- What needs to be done
Count every line below that contains "ideas", then state the total with no other output.

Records
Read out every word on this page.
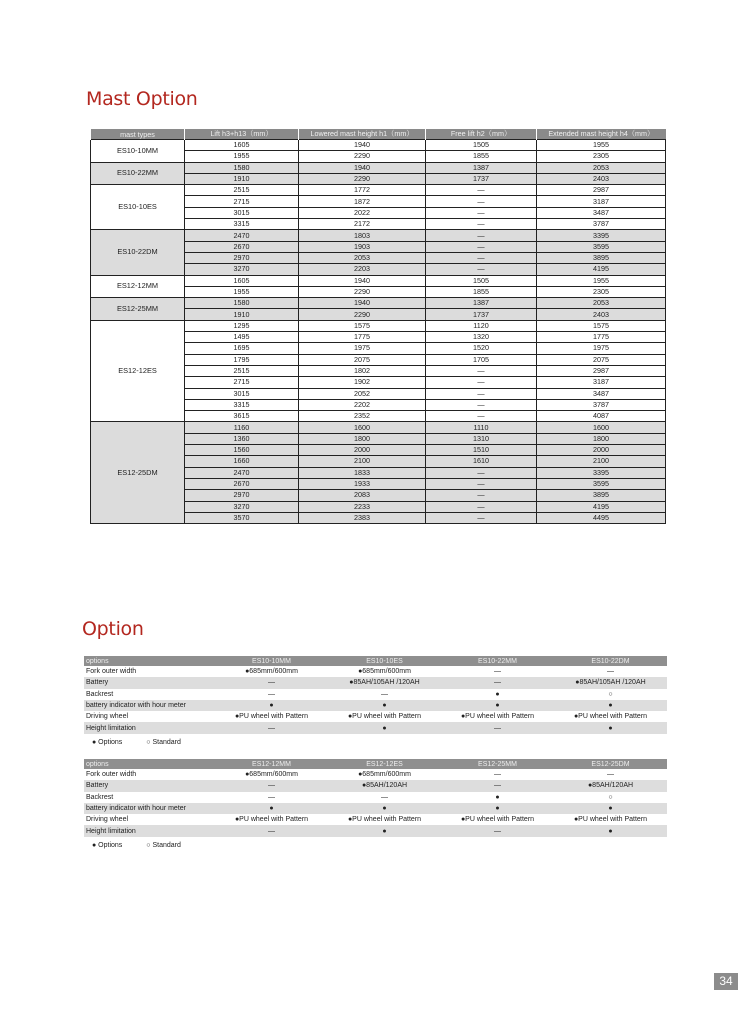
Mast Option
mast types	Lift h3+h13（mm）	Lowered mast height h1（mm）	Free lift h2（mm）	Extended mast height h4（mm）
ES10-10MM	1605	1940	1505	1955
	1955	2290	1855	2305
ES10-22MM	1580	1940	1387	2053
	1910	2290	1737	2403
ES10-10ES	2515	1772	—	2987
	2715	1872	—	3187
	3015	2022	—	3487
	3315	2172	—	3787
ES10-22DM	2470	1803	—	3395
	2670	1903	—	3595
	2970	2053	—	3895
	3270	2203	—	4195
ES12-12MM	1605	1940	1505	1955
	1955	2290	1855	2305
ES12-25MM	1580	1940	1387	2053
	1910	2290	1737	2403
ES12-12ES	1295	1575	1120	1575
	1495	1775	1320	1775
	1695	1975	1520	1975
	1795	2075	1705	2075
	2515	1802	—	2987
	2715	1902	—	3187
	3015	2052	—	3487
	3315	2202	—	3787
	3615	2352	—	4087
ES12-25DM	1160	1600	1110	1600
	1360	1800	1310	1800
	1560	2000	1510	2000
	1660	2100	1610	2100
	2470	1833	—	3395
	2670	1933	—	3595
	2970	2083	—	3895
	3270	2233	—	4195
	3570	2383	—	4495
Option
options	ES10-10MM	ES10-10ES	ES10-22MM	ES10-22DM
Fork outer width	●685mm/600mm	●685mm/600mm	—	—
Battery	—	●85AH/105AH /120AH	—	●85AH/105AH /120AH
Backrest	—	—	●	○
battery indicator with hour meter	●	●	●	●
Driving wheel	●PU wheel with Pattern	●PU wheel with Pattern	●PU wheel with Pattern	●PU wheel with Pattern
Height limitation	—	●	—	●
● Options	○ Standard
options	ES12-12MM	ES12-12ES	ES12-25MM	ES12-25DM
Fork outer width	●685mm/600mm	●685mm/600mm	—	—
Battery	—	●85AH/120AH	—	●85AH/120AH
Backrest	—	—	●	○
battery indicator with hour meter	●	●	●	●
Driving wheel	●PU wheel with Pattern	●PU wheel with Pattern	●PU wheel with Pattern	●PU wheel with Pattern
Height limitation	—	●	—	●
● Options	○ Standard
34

--

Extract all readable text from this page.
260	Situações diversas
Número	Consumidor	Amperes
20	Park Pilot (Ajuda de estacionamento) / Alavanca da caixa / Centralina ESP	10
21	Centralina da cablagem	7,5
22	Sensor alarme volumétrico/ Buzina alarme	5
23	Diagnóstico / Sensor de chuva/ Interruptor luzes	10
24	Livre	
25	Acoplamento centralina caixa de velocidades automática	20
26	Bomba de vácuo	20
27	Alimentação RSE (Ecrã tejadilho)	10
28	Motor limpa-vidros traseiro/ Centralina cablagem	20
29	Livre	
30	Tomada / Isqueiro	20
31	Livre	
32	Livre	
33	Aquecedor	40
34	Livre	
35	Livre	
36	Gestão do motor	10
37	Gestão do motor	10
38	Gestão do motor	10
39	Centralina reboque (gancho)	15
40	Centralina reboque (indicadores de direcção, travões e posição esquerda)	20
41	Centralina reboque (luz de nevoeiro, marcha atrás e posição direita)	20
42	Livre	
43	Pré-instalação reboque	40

...

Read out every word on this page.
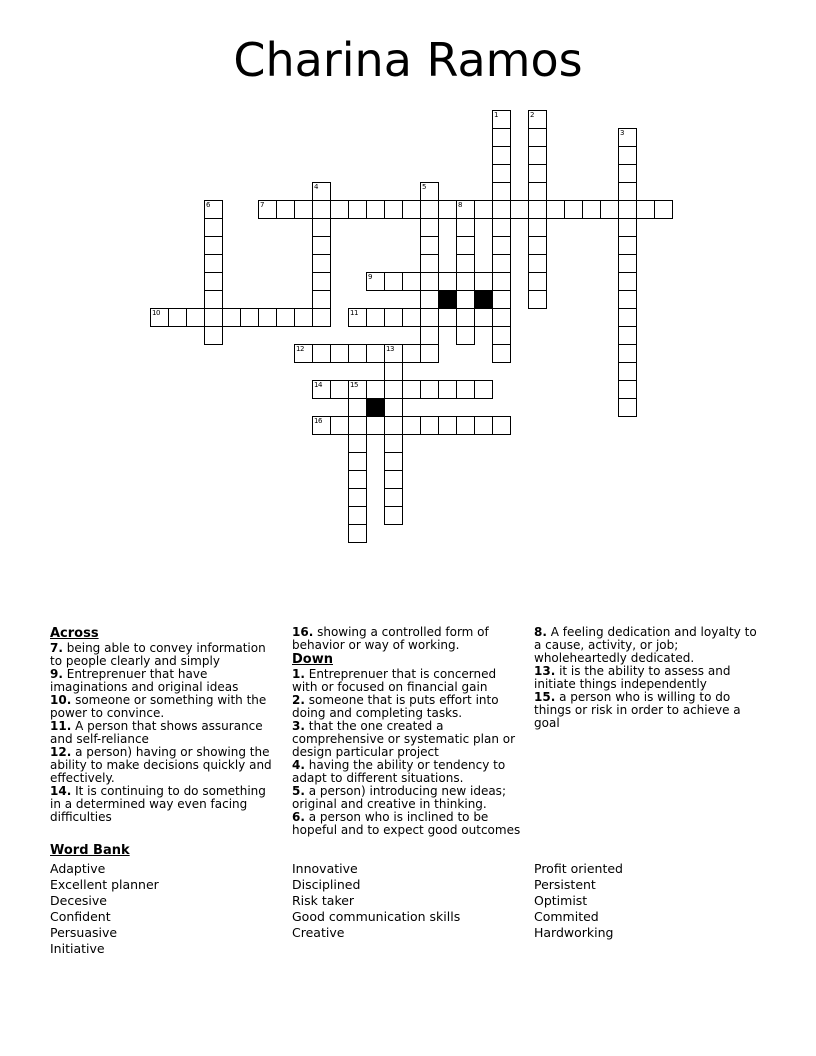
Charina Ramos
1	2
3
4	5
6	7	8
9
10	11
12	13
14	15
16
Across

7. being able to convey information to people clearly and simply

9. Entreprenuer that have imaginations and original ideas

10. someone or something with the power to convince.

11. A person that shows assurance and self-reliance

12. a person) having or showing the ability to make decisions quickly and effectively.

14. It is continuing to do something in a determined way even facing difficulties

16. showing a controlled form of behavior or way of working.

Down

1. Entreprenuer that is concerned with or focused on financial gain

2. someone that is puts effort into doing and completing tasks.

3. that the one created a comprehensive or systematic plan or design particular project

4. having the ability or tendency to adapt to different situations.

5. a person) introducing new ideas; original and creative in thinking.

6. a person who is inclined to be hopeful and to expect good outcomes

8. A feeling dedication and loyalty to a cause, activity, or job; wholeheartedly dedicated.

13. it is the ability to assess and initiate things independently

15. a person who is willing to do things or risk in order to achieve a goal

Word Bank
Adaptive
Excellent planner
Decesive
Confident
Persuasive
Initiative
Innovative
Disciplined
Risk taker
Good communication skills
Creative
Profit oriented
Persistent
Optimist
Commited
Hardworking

- Reply to the exercise
2